Set task:
Print the listing below in its entirety, character for character.

Records shown:
────────────────

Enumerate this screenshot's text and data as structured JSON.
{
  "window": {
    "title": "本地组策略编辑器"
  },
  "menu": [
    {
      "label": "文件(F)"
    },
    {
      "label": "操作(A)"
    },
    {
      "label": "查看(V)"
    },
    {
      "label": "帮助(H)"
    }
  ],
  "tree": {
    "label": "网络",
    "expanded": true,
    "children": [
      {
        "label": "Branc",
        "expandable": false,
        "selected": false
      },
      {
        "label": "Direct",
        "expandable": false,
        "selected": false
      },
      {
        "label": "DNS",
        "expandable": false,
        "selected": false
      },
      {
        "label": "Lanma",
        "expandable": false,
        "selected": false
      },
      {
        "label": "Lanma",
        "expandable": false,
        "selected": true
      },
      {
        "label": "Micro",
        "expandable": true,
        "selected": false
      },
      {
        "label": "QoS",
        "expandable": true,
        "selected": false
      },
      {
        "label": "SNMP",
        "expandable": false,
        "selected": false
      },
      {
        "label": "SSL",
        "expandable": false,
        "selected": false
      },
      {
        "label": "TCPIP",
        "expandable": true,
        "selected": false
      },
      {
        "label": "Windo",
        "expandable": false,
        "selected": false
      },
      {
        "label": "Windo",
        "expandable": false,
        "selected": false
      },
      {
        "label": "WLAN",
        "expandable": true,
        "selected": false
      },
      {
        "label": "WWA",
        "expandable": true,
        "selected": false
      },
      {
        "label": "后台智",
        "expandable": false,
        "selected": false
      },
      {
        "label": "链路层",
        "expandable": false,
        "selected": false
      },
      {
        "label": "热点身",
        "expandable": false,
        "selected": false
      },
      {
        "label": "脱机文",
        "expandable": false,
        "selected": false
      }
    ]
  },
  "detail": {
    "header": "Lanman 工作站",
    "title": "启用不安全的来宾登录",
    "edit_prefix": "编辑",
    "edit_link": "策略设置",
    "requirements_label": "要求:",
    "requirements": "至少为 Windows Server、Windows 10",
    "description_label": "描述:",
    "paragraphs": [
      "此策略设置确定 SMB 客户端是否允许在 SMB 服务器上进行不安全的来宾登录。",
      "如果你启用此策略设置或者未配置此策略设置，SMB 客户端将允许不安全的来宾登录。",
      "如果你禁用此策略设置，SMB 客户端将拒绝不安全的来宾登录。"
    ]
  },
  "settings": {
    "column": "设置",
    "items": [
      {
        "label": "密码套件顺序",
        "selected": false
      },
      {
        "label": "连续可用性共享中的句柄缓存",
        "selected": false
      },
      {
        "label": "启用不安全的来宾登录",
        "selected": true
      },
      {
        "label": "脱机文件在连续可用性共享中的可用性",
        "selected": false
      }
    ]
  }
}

────────────────

Result for this task:
Enumerate this screenshot's text and data as structured JSON.
{
  "window": {
    "title": "本地组策略编辑器"
  },
  "menu": [
    {
      "label": "文件(F)"
    },
    {
      "label": "操作(A)"
    },
    {
      "label": "查看(V)"
    },
    {
      "label": "帮助(H)"
    }
  ],
  "tree": {
    "label": "网络",
    "expanded": true,
    "children": [
      {
        "label": "Branc",
        "expandable": false,
        "selected": false
      },
      {
        "label": "Direct",
        "expandable": false,
        "selected": false
      },
      {
        "label": "DNS",
        "expandable": false,
        "selected": false
      },
      {
        "label": "Lanma",
        "expandable": false,
        "selected": false
      },
      {
        "label": "Lanma",
        "expandable": false,
        "selected": true
      },
      {
        "label": "Micro",
        "expandable": true,
        "selected": false
      },
      {
        "label": "QoS",
        "expandable": true,
        "selected": false
      },
      {
        "label": "SNMP",
        "expandable": false,
        "selected": false
      },
      {
        "label": "SSL",
        "expandable": false,
        "selected": false
      },
      {
        "label": "TCPIP",
        "expandable": true,
        "selected": false
      },
      {
        "label": "Windo",
        "expandable": false,
        "selected": false
      },
      {
        "label": "Windo",
        "expandable": false,
        "selected": false
      },
      {
        "label": "WLAN",
        "expandable": true,
        "selected": false
      },
      {
        "label": "WWA",
        "expandable": true,
        "selected": false
      },
      {
        "label": "后台智",
        "expandable": false,
        "selected": false
      },
      {
        "label": "链路层",
        "expandable": false,
        "selected": false
      },
      {
        "label": "热点身",
        "expandable": false,
        "selected": false
      },
      {
        "label": "脱机文",
        "expandable": false,
        "selected": false
      }
    ]
  },
  "detail": {
    "header": "Lanman 工作站",
    "title": "启用不安全的来宾登录",
    "edit_prefix": "编辑",
    "edit_link": "策略设置",
    "requirements_label": "要求:",
    "requirements": "至少为 Windows Server、Windows 10",
    "description_label": "描述:",
    "paragraphs": [
      "此策略设置确定 SMB 客户端是否允许在 SMB 服务器上进行不安全的来宾登录。",
      "如果你启用此策略设置或者未配置此策略设置，SMB 客户端将允许不安全的来宾登录。",
      "如果你禁用此策略设置，SMB 客户端将拒绝不安全的来宾登录。"
    ]
  },
  "settings": {
    "column": "设置",
    "items": [
      {
        "label": "密码套件顺序",
        "selected": false
      },
      {
        "label": "连续可用性共享中的句柄缓存",
        "selected": false
      },
      {
        "label": "启用不安全的来宾登录",
        "selected": true
      },
      {
        "label": "脱机文件在连续可用性共享中的可用性",
        "selected": false
      }
    ]
  }
}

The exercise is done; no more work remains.